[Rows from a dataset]
Begin

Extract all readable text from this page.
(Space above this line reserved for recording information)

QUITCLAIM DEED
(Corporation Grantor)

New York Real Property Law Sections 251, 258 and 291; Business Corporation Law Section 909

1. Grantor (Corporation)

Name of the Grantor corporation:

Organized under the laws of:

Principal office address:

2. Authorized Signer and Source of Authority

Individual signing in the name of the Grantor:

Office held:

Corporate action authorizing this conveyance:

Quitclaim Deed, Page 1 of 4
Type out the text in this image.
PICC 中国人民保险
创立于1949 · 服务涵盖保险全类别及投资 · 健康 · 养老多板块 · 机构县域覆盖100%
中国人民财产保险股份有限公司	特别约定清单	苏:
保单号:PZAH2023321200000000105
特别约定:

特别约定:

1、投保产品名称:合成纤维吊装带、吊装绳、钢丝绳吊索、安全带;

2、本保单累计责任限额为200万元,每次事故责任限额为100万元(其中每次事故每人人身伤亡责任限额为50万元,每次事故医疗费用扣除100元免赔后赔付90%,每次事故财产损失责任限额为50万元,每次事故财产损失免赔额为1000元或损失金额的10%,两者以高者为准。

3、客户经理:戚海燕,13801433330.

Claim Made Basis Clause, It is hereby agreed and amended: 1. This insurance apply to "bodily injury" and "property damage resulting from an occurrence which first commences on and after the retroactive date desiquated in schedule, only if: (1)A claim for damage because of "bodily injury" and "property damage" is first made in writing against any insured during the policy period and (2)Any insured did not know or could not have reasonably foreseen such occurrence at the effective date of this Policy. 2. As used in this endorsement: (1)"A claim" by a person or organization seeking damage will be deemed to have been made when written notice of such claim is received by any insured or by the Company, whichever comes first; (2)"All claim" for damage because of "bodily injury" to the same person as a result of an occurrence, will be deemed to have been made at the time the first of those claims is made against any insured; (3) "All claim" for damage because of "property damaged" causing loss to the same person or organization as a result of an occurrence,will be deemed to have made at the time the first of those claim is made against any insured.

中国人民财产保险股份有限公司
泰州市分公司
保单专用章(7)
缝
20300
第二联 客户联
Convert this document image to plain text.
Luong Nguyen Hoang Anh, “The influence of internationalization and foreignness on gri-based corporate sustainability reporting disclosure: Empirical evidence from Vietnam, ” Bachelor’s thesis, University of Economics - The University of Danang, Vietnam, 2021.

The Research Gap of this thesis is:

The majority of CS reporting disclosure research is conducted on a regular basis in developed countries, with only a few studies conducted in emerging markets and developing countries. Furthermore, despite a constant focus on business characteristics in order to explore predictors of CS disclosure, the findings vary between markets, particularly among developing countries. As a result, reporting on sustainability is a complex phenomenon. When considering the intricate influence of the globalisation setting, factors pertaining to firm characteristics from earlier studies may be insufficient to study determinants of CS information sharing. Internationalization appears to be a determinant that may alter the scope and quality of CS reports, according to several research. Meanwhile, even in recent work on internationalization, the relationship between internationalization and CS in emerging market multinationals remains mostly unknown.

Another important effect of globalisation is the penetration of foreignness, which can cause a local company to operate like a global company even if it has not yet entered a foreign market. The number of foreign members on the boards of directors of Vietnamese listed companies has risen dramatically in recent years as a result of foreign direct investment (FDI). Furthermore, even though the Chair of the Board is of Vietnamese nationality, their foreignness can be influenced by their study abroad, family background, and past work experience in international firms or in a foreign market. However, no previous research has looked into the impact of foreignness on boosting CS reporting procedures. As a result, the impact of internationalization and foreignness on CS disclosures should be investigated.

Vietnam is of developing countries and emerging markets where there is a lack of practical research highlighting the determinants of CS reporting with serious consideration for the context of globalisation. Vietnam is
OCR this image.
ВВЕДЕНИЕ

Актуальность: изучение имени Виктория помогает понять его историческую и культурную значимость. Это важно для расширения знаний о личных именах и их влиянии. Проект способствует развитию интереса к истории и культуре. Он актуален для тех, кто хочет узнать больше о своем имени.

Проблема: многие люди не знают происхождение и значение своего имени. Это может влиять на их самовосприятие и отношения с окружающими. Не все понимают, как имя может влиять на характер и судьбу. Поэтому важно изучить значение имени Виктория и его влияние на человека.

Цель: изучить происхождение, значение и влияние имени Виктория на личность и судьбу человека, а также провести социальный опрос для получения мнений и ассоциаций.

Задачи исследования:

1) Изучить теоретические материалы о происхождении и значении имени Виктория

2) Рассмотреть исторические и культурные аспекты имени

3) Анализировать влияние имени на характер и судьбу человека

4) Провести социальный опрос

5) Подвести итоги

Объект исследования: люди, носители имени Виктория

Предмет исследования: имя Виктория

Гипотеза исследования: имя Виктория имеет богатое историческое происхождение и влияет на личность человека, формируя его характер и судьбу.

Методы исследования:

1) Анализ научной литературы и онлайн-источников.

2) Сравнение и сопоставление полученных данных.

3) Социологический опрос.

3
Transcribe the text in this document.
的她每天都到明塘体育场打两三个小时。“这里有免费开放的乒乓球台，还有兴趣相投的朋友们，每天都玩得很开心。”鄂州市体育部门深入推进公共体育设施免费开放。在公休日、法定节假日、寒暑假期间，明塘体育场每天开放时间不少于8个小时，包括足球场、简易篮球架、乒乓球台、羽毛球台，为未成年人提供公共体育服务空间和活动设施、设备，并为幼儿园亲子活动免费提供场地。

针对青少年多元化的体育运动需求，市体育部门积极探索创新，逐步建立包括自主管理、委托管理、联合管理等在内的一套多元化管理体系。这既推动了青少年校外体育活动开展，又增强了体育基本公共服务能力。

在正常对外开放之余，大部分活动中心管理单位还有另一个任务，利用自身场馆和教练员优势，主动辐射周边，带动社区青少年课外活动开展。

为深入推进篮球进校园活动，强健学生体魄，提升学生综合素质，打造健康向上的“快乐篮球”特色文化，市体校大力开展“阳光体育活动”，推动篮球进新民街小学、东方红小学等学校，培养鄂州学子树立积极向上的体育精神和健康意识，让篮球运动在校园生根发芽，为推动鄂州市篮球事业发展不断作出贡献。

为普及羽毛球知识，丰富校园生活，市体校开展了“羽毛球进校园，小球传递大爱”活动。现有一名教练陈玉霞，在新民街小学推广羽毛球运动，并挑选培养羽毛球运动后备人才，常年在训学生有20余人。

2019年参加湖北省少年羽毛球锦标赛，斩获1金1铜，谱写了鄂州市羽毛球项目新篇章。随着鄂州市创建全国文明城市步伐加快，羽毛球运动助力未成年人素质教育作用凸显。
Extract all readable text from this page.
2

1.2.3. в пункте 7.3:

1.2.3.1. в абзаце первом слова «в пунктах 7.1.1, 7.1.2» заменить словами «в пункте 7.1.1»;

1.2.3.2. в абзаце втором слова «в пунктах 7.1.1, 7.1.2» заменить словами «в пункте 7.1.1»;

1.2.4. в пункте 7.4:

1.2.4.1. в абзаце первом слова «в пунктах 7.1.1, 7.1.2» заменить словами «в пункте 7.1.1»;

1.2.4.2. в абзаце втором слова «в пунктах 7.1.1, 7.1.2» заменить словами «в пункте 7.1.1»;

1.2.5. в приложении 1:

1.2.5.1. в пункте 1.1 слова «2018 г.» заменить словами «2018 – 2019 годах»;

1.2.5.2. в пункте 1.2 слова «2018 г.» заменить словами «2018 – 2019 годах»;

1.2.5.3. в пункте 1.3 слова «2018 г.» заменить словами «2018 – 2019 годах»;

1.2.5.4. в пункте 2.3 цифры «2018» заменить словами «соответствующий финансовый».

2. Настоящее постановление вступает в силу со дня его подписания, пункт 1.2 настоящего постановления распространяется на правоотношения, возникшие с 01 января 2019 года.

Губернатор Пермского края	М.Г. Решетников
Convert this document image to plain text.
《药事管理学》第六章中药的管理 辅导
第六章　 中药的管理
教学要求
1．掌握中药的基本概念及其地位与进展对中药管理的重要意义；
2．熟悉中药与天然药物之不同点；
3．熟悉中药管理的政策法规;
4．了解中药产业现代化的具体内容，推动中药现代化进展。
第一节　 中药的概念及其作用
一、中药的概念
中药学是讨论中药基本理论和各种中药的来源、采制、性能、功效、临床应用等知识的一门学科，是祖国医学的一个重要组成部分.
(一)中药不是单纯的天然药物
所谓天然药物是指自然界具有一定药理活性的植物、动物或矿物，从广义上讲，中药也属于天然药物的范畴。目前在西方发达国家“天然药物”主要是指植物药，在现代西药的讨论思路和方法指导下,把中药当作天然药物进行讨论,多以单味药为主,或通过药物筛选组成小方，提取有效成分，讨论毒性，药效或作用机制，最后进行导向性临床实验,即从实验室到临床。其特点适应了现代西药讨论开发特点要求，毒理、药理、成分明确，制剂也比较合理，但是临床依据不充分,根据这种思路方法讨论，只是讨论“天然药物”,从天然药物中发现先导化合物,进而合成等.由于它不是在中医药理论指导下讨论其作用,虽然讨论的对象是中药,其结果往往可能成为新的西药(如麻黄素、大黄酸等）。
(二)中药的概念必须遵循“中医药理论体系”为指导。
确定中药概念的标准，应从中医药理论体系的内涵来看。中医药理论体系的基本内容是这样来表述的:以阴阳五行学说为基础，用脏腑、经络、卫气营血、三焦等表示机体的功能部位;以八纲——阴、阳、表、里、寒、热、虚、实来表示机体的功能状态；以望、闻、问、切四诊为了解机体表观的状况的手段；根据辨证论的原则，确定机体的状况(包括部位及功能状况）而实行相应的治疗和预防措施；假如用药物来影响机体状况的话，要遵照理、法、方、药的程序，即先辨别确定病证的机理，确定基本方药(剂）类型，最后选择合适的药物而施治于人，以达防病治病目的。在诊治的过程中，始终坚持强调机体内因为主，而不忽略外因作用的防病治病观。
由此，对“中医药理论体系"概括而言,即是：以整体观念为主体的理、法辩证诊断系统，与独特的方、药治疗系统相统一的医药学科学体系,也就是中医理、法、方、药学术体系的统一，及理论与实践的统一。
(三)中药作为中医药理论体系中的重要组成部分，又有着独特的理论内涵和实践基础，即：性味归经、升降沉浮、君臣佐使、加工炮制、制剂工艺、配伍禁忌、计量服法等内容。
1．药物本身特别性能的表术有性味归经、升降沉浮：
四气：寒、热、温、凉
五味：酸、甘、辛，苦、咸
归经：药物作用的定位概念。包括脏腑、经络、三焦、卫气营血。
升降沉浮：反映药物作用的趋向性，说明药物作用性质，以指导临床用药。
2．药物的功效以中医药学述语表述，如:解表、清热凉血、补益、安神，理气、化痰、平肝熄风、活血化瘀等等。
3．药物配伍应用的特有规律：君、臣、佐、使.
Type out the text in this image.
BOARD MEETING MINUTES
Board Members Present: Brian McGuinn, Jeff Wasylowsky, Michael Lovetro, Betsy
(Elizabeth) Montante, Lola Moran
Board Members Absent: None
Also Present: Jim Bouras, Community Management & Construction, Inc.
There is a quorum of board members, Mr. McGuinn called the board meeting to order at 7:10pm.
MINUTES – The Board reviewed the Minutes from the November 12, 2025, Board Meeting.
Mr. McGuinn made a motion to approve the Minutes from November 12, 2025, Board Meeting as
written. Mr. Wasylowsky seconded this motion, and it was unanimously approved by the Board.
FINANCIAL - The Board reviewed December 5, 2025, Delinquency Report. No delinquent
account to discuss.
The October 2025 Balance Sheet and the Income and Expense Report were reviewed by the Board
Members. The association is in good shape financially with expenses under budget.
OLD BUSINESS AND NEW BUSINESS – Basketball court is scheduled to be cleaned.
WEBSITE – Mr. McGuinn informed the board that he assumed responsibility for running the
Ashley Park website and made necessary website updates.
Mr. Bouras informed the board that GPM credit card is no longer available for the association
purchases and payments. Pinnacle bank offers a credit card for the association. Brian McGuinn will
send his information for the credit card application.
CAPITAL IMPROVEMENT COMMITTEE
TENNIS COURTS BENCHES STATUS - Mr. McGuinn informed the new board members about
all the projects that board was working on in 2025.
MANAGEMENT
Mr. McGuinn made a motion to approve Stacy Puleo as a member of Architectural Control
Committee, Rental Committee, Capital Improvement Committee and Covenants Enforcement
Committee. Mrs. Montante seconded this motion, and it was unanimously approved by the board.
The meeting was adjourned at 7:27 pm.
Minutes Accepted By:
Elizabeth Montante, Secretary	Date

End

- WHAT YOU WILL DO
Look through the records above and report how many lines hold the word "information", giving only the number.

- OUTPUT
3